EXCERPT TO READ
....

BRASELTON —  What began as a community event to showcase Georgia wines 14 years ago has grown into the international Vineyard Fest at Château Élan.

Some 1,500 people strolled through he resort Sunday, dining under a pavilion tent and sampling wines from as far away as

Chile, Spain and Australia in the winery’s cask-lined rooms.

“We’re constantly trying to expand the amount of wines we offer every year,” said Doug Rollins, Château Élan’s vice president of sales and marketing.

And although Château Élan makes wine, “the resort is our first business,” he said.

“We pour a lot of these wines on our wine list, so we don’t consider it so much as competition. We actually have enough visitors up here every year that we can’t make enough of our wine just to serve them.”

The event began years ago with a $10 admission and visitors paying for food and beverages.

“Once a year, we opened up and had 4,500 people here by noon — we used to start at 11 — and we had to shut our front gates,” Rollins said.

“There was no advance ticket sales. We said, ‘This is crazy.’ We made a lot of people mad because they couldn’t get in the main gate.”

Advance-only tickets to Sunday’s event cost $75 per person, including food and beverages, with Château Élan promoting packages tied to the hotel.

....

SUPPLIED ENTRIES

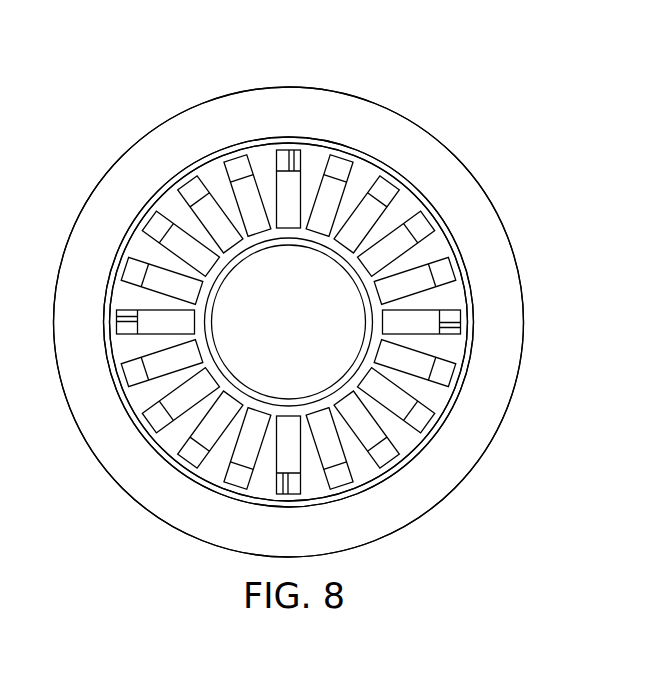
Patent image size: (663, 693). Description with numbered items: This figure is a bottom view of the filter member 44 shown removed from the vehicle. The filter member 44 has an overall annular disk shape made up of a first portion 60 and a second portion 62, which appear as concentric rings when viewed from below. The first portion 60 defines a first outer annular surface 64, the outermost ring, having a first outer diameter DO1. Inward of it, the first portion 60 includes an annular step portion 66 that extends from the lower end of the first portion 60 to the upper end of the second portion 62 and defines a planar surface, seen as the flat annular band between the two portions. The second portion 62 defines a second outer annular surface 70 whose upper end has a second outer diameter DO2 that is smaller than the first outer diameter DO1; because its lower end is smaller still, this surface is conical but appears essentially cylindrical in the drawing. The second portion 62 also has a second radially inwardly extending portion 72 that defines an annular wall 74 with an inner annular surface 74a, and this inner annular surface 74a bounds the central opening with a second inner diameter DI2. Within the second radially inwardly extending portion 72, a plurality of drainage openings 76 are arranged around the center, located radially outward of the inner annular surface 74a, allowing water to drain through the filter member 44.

The filter member 44 is at (560, 170).
The first portion 60 is at (458, 157).
The second portion 62 is at (473, 354).
The first outer annular surface 64 is at (525, 298).
The annular step portion 66 is at (433, 472).
The second outer annular surface 70 is at (467, 262).
The second radially inwardly extending portion 72 is at (460, 410).
The annular wall 74 is at (245, 395).
The inner annular surface 74a is at (315, 397).
The drainage openings 76 is at (265, 215).
The first outer diameter DO1 is at (55, 5).
The second outer diameter DO2 is at (462, 53).
The second inner diameter DI2 is at (366, 313).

....

SHORT PROBLEM 1
In the Vineyard Fest article, what did an advance-only ticket to Sunday's event cost per person?
SHORT PROBLEM 2
Quote the passage of the Vineyard Fest article that begins with the words "Chile, Spain and" and ends after the words "sales and marketing.".
The rows were drawn from a different source than the text.

TASK OUTPUT 1
$75, including food and beverages.

TASK OUTPUT 2
Chile, Spain and Australia in the winery’s cask-lined rooms.

“We’re constantly trying to expand the amount of wines we offer every year,” said Doug Rollins, Château Élan’s vice president of sales and marketing.